Filter the listing and keep only the lines with the word "value".

--- Start of Listed records ---

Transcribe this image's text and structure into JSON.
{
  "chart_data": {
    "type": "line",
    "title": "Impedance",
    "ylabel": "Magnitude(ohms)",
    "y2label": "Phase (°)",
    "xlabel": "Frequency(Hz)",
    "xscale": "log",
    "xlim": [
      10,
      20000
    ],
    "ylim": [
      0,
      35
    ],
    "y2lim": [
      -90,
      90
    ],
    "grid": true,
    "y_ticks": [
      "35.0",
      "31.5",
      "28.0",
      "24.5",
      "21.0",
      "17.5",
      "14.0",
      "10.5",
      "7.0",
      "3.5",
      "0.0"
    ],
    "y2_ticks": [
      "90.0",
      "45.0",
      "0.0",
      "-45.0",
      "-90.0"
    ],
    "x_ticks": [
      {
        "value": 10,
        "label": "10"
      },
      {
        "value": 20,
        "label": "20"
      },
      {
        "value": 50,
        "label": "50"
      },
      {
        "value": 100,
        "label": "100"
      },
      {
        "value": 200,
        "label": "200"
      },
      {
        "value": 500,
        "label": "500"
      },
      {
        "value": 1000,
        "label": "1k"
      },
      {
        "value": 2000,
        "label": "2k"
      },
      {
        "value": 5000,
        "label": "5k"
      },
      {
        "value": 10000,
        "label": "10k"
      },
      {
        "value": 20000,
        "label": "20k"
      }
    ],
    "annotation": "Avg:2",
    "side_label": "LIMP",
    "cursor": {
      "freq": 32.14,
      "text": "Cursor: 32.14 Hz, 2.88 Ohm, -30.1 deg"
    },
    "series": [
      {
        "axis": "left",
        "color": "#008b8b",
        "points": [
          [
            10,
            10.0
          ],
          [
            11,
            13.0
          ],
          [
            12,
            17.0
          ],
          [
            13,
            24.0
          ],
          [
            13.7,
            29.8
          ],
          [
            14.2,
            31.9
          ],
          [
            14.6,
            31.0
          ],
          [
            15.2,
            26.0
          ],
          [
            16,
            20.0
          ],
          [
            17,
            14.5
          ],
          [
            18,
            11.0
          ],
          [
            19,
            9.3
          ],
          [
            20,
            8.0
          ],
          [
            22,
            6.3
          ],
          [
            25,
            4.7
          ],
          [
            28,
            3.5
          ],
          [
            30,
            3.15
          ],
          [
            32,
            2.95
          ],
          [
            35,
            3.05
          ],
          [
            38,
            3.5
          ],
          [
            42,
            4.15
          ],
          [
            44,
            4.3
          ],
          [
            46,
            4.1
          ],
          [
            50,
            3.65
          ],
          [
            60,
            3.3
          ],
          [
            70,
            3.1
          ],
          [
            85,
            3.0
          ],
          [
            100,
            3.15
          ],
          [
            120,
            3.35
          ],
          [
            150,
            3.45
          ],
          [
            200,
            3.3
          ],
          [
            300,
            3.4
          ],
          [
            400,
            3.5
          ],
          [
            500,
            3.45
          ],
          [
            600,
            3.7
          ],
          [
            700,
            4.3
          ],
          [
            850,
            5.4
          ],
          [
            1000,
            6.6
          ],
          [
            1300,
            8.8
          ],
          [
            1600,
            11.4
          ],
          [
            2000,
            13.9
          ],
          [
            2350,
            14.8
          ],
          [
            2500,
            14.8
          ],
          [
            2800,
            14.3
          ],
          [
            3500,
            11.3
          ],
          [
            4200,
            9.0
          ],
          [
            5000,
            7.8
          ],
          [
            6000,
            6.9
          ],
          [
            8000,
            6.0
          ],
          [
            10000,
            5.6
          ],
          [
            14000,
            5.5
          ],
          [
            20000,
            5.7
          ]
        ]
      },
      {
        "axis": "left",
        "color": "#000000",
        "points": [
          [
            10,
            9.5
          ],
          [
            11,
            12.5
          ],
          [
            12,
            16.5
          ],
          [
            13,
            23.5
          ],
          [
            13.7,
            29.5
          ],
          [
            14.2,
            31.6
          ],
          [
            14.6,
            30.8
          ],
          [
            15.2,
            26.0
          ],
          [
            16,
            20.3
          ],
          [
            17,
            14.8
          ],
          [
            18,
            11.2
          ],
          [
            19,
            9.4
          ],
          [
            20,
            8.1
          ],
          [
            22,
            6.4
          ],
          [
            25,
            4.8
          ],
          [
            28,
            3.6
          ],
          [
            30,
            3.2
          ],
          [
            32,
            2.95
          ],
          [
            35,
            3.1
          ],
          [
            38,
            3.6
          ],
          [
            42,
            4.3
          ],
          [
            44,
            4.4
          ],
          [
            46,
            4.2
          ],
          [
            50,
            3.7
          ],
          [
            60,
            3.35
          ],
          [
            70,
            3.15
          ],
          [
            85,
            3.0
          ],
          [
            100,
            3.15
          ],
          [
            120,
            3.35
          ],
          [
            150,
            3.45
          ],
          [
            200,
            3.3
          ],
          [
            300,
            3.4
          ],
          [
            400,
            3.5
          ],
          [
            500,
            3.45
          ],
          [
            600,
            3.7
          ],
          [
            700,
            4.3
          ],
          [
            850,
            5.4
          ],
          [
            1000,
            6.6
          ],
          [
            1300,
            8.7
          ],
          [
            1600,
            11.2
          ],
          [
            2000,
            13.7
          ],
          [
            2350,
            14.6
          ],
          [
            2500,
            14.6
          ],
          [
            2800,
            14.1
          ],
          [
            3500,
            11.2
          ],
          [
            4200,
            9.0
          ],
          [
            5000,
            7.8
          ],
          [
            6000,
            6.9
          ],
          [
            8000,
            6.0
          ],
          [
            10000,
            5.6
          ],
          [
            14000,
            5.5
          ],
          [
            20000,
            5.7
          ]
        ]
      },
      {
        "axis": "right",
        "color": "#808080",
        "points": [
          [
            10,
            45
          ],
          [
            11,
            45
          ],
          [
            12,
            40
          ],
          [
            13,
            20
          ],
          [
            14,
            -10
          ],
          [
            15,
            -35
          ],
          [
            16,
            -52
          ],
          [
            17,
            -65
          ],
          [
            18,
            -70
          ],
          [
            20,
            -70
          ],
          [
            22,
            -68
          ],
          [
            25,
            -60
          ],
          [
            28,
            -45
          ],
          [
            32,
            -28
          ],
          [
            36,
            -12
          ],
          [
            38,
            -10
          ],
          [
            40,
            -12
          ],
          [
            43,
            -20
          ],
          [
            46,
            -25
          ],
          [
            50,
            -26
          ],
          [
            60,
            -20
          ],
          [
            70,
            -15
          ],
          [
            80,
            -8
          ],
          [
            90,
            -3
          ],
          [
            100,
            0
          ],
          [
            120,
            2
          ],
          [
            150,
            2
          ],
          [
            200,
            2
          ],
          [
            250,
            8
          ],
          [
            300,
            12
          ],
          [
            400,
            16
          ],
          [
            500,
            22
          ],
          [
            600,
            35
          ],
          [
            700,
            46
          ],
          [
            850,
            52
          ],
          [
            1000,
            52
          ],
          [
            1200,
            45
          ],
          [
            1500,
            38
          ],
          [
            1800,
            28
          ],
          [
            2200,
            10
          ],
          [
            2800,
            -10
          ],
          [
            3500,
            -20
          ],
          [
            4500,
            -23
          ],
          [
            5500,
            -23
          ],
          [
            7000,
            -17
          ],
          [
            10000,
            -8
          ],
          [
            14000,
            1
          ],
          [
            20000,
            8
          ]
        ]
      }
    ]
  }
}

--- End of Listed records ---

- Response to the exercise:
        "value": 10,
        "value": 20,
        "value": 50,
        "value": 100,
        "value": 200,
        "value": 500,
        "value": 1000,
        "value": 2000,
        "value": 5000,
        "value": 10000,
        "value": 20000,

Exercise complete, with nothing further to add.